## WHAT THIS TASK INVOLVES
Return the exact lines spanning from the line with "Transcribe the text in this document." through the last line of the entries, boundaries included, and no others.

## SOURCE RECORDS
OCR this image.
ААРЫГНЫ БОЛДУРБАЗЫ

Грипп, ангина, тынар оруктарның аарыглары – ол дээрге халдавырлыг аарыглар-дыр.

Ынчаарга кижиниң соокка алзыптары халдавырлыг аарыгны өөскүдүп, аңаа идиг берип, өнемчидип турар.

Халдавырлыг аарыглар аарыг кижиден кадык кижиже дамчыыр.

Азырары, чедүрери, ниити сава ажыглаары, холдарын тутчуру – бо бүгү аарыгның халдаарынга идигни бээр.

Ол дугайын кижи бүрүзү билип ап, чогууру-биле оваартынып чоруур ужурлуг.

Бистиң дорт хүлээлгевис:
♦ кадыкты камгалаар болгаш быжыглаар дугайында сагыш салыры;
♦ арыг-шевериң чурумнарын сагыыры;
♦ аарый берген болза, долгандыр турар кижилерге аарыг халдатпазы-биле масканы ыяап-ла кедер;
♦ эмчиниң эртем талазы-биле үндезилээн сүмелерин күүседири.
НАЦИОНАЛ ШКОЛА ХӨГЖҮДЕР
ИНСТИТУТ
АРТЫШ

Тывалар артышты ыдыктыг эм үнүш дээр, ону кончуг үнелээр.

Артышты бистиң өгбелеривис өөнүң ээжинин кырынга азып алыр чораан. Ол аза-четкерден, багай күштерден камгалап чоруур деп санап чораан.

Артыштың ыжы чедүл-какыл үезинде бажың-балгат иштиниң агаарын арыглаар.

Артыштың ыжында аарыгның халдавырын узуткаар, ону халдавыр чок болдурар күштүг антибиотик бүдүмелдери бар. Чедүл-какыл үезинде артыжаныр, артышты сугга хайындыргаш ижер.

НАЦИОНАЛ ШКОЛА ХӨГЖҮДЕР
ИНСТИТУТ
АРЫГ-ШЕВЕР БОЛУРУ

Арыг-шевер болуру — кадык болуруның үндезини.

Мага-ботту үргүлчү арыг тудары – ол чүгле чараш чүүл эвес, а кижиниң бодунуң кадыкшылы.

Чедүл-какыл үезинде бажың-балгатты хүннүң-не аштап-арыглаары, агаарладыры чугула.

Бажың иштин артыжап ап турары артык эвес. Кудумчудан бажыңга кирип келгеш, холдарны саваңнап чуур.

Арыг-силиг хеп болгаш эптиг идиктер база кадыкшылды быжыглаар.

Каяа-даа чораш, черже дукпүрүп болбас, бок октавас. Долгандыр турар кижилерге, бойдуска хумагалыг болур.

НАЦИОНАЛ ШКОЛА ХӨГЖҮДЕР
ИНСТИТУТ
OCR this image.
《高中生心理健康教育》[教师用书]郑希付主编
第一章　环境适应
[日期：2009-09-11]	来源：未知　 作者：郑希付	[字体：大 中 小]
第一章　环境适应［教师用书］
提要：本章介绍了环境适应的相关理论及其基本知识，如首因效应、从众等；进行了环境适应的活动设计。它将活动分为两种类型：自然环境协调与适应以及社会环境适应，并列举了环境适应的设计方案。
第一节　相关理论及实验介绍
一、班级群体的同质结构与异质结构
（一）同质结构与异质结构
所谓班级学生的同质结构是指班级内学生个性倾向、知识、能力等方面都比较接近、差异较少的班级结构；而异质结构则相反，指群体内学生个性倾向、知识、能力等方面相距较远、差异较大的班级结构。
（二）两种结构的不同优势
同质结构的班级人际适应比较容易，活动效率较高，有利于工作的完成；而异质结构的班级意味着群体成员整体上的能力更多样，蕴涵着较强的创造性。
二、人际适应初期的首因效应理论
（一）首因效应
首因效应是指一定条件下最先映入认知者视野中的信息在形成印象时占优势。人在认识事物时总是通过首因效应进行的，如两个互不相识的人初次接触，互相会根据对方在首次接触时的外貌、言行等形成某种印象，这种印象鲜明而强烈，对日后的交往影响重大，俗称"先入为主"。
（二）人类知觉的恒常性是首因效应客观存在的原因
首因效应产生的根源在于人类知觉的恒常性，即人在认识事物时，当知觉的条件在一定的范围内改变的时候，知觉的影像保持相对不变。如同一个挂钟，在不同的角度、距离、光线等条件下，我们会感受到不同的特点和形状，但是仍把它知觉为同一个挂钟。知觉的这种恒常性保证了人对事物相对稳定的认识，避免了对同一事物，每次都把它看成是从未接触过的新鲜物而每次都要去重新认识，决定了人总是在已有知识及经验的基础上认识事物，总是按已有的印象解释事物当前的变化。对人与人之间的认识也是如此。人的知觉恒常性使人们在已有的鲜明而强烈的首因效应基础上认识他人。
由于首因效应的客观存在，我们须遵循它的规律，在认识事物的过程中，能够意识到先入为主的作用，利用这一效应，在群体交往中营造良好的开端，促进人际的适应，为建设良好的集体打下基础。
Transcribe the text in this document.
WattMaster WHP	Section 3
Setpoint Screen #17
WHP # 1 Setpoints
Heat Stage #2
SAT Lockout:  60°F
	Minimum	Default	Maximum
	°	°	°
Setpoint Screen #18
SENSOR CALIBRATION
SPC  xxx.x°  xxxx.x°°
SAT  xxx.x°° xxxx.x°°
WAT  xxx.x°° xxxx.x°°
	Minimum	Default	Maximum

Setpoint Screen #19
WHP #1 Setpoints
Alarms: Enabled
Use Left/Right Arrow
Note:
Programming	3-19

## WORKED SOLUTION
Transcribe the text in this document.
WattMaster WHP	Section 3
Setpoint Screen #17
WHP # 1 Setpoints
Heat Stage #2
SAT Lockout:  60°F
	Minimum	Default	Maximum
	°	°	°
Setpoint Screen #18
SENSOR CALIBRATION
SPC  xxx.x°  xxxx.x°°
SAT  xxx.x°° xxxx.x°°
WAT  xxx.x°° xxxx.x°°
	Minimum	Default	Maximum

Setpoint Screen #19
WHP #1 Setpoints
Alarms: Enabled
Use Left/Right Arrow
Note:
Programming	3-19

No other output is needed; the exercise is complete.